- [THE REQUEST]: From the listing below, pull out every line where the string "this" appears.

- [DATA SUPPLIED]:

------------------------

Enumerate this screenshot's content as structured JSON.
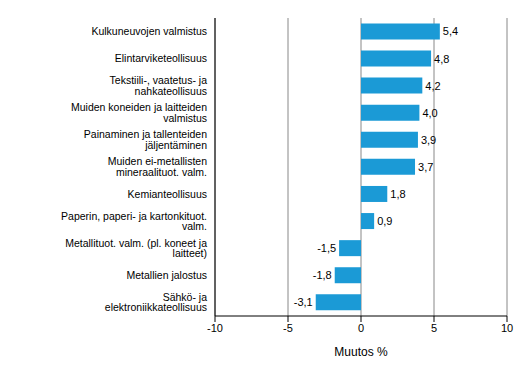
{
  "chart_data": {
    "type": "bar",
    "orientation": "horizontal",
    "categories": [
      "Kulkuneuvojen valmistus",
      "Elintarviketeollisuus",
      "Tekstiili-, vaatetus- ja nahkateollisuus",
      "Muiden koneiden ja laitteiden valmistus",
      "Painaminen ja tallenteiden jäljentäminen",
      "Muiden ei-metallisten mineraalituot. valm.",
      "Kemianteollisuus",
      "Paperin, paperi- ja kartonkituot. valm.",
      "Metallituot. valm. (pl. koneet ja laitteet)",
      "Metallien jalostus",
      "Sähkö- ja elektroniikkateollisuus"
    ],
    "values": [
      5.4,
      4.8,
      4.2,
      4.0,
      3.9,
      3.7,
      1.8,
      0.9,
      -1.5,
      -1.8,
      -3.1
    ],
    "value_labels": [
      "5,4",
      "4,8",
      "4,2",
      "4,0",
      "3,9",
      "3,7",
      "1,8",
      "0,9",
      "-1,5",
      "-1,8",
      "-3,1"
    ],
    "data_labels": true,
    "color": "#1b9ad6",
    "xlabel": "Muutos %",
    "xlim": [
      -10,
      10
    ],
    "xticks": [
      -10,
      -5,
      0,
      5,
      10
    ],
    "grid": true
  }
}
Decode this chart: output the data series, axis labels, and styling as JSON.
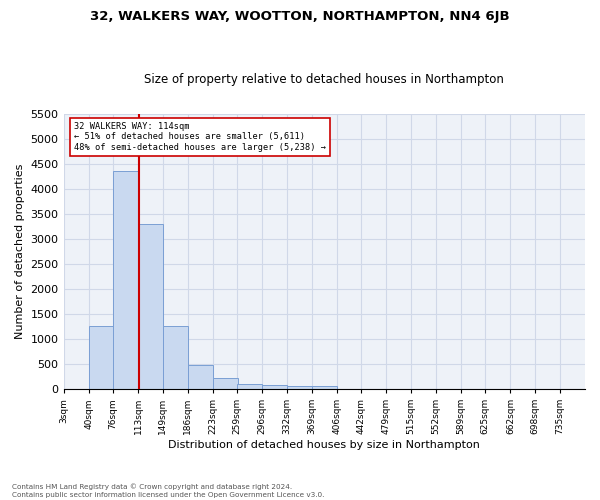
{
  "title": "32, WALKERS WAY, WOOTTON, NORTHAMPTON, NN4 6JB",
  "subtitle": "Size of property relative to detached houses in Northampton",
  "xlabel": "Distribution of detached houses by size in Northampton",
  "ylabel": "Number of detached properties",
  "footnote1": "Contains HM Land Registry data © Crown copyright and database right 2024.",
  "footnote2": "Contains public sector information licensed under the Open Government Licence v3.0.",
  "annotation_line1": "32 WALKERS WAY: 114sqm",
  "annotation_line2": "← 51% of detached houses are smaller (5,611)",
  "annotation_line3": "48% of semi-detached houses are larger (5,238) →",
  "bar_color": "#c9d9f0",
  "bar_edge_color": "#7a9fd4",
  "grid_color": "#d0d8e8",
  "background_color": "#eef2f8",
  "marker_line_color": "#cc0000",
  "marker_value": 114,
  "categories": [
    "3sqm",
    "40sqm",
    "76sqm",
    "113sqm",
    "149sqm",
    "186sqm",
    "223sqm",
    "259sqm",
    "296sqm",
    "332sqm",
    "369sqm",
    "406sqm",
    "442sqm",
    "479sqm",
    "515sqm",
    "552sqm",
    "589sqm",
    "625sqm",
    "662sqm",
    "698sqm",
    "735sqm"
  ],
  "bin_edges": [
    3,
    40,
    76,
    113,
    149,
    186,
    223,
    259,
    296,
    332,
    369,
    406,
    442,
    479,
    515,
    552,
    589,
    625,
    662,
    698,
    735
  ],
  "values": [
    0,
    1260,
    4350,
    3300,
    1265,
    480,
    215,
    105,
    75,
    60,
    60,
    0,
    0,
    0,
    0,
    0,
    0,
    0,
    0,
    0
  ],
  "ylim": [
    0,
    5500
  ],
  "yticks": [
    0,
    500,
    1000,
    1500,
    2000,
    2500,
    3000,
    3500,
    4000,
    4500,
    5000,
    5500
  ]
}
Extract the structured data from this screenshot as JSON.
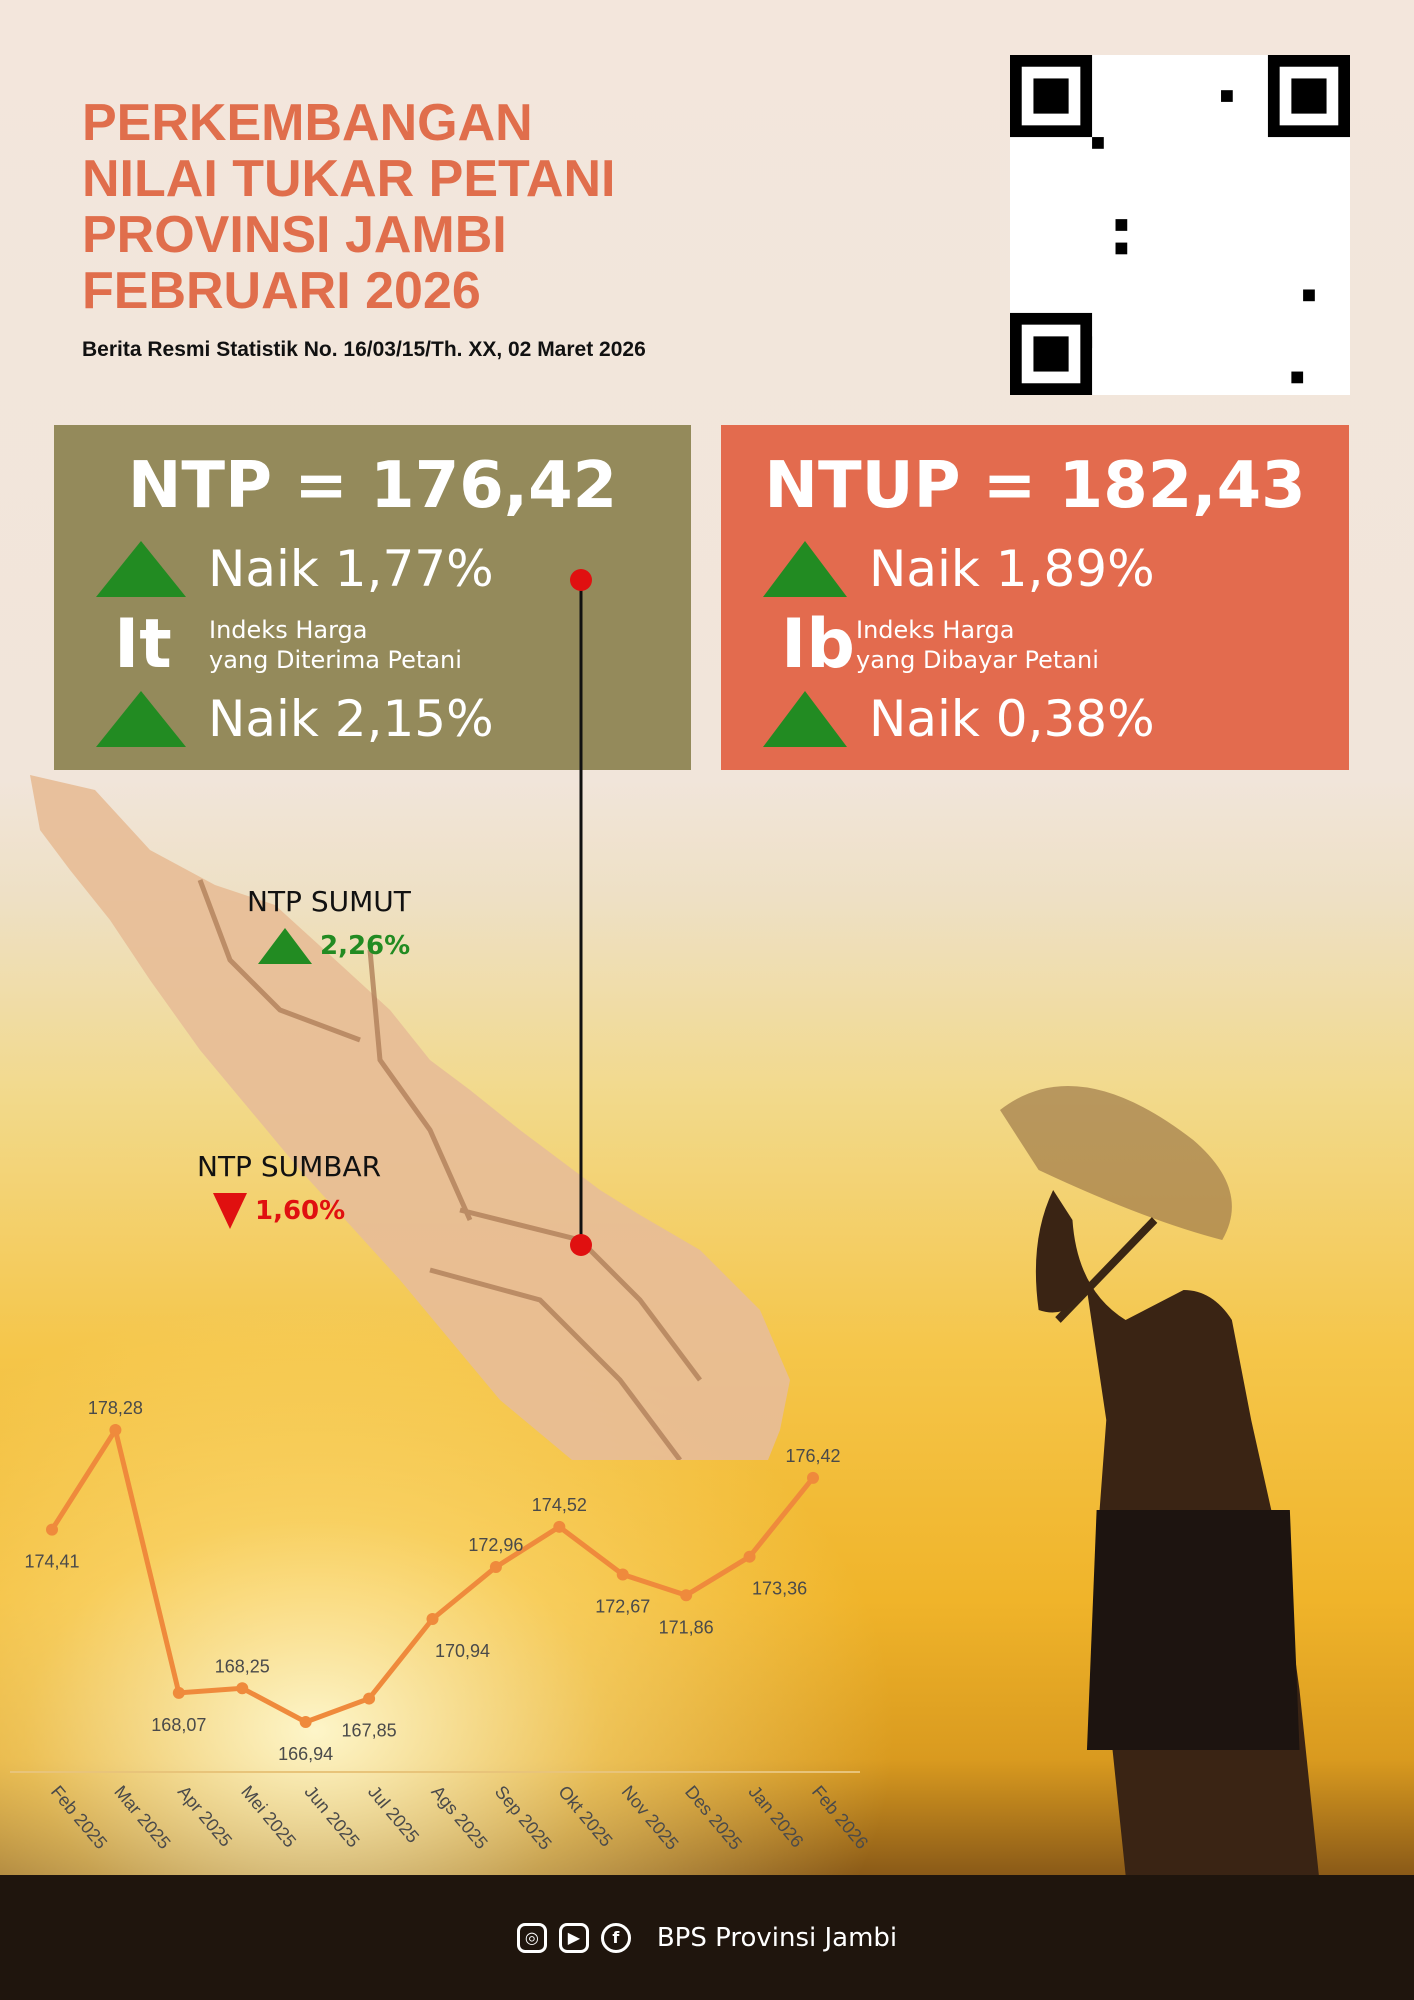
{
  "header": {
    "title_lines": [
      "PERKEMBANGAN",
      "NILAI TUKAR PETANI",
      "PROVINSI JAMBI",
      "FEBRUARI 2026"
    ],
    "subtitle": "Berita Resmi Statistik No. 16/03/15/Th. XX, 02 Maret 2026"
  },
  "ntp_box": {
    "headline": "NTP = 176,42",
    "change1": "Naik 1,77%",
    "code": "It",
    "desc1": "Indeks Harga",
    "desc2": "yang Diterima Petani",
    "change2": "Naik 2,15%",
    "color": "#948a5b"
  },
  "ntup_box": {
    "headline": "NTUP = 182,43",
    "change1": "Naik 1,89%",
    "code": "Ib",
    "desc1": "Indeks Harga",
    "desc2": "yang Dibayar Petani",
    "change2": "Naik 0,38%",
    "color": "#e36b4e"
  },
  "map": {
    "sumut": {
      "label": "NTP SUMUT",
      "value": "2,26%",
      "direction": "up",
      "color": "#228b22"
    },
    "sumbar": {
      "label": "NTP SUMBAR",
      "value": "1,60%",
      "direction": "down",
      "color": "#e01010"
    }
  },
  "chart_data": {
    "type": "line",
    "categories": [
      "Feb 2025",
      "Mar 2025",
      "Apr 2025",
      "Mei 2025",
      "Jun 2025",
      "Jul 2025",
      "Ags 2025",
      "Sep 2025",
      "Okt 2025",
      "Nov 2025",
      "Des 2025",
      "Jan 2026",
      "Feb 2026"
    ],
    "values": [
      174.41,
      178.28,
      168.07,
      168.25,
      166.94,
      167.85,
      170.94,
      172.96,
      174.52,
      172.67,
      171.86,
      173.36,
      176.42
    ],
    "labels": [
      "174,41",
      "178,28",
      "168,07",
      "168,25",
      "166,94",
      "167,85",
      "170,94",
      "172,96",
      "174,52",
      "172,67",
      "171,86",
      "173,36",
      "176,42"
    ],
    "color": "#ef8a3c",
    "grid": false
  },
  "footer": {
    "icons": [
      "instagram-icon",
      "youtube-icon",
      "facebook-icon"
    ],
    "text": "BPS Provinsi Jambi"
  }
}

------------------------

- [WRITTEN SOLUTION]:
Enumerate this screenshot's content as structured JSON.
Decode this chart: output the data series, axis labels, and styling as JSON.
Extract the structured data from this screenshot as JSON.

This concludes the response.